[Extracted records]
◆ ◆ ◆ ◆
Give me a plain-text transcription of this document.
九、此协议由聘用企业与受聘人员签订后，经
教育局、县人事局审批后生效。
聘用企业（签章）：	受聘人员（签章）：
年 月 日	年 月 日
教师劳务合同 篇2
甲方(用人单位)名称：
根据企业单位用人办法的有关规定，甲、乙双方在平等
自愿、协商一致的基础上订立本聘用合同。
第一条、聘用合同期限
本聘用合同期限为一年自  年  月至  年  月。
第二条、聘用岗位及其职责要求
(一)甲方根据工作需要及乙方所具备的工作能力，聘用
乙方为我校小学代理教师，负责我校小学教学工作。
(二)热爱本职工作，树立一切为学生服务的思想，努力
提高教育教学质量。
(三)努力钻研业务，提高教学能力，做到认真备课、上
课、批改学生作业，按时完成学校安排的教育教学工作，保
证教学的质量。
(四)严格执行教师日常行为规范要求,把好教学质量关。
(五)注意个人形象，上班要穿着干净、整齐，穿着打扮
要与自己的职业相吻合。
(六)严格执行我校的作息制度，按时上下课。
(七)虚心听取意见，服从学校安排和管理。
◆ ◆ ◆ ◆
* Your task
Quote all the records exactly, please, leaving none out.

* Complete answer
Give me a plain-text transcription of this document.
九、此协议由聘用企业与受聘人员签订后，经
教育局、县人事局审批后生效。
聘用企业（签章）：	受聘人员（签章）：
年 月 日	年 月 日
教师劳务合同 篇2
甲方(用人单位)名称：
根据企业单位用人办法的有关规定，甲、乙双方在平等
自愿、协商一致的基础上订立本聘用合同。
第一条、聘用合同期限
本聘用合同期限为一年自  年  月至  年  月。
第二条、聘用岗位及其职责要求
(一)甲方根据工作需要及乙方所具备的工作能力，聘用
乙方为我校小学代理教师，负责我校小学教学工作。
(二)热爱本职工作，树立一切为学生服务的思想，努力
提高教育教学质量。
(三)努力钻研业务，提高教学能力，做到认真备课、上
课、批改学生作业，按时完成学校安排的教育教学工作，保
证教学的质量。
(四)严格执行教师日常行为规范要求,把好教学质量关。
(五)注意个人形象，上班要穿着干净、整齐，穿着打扮
要与自己的职业相吻合。
(六)严格执行我校的作息制度，按时上下课。
(七)虚心听取意见，服从学校安排和管理。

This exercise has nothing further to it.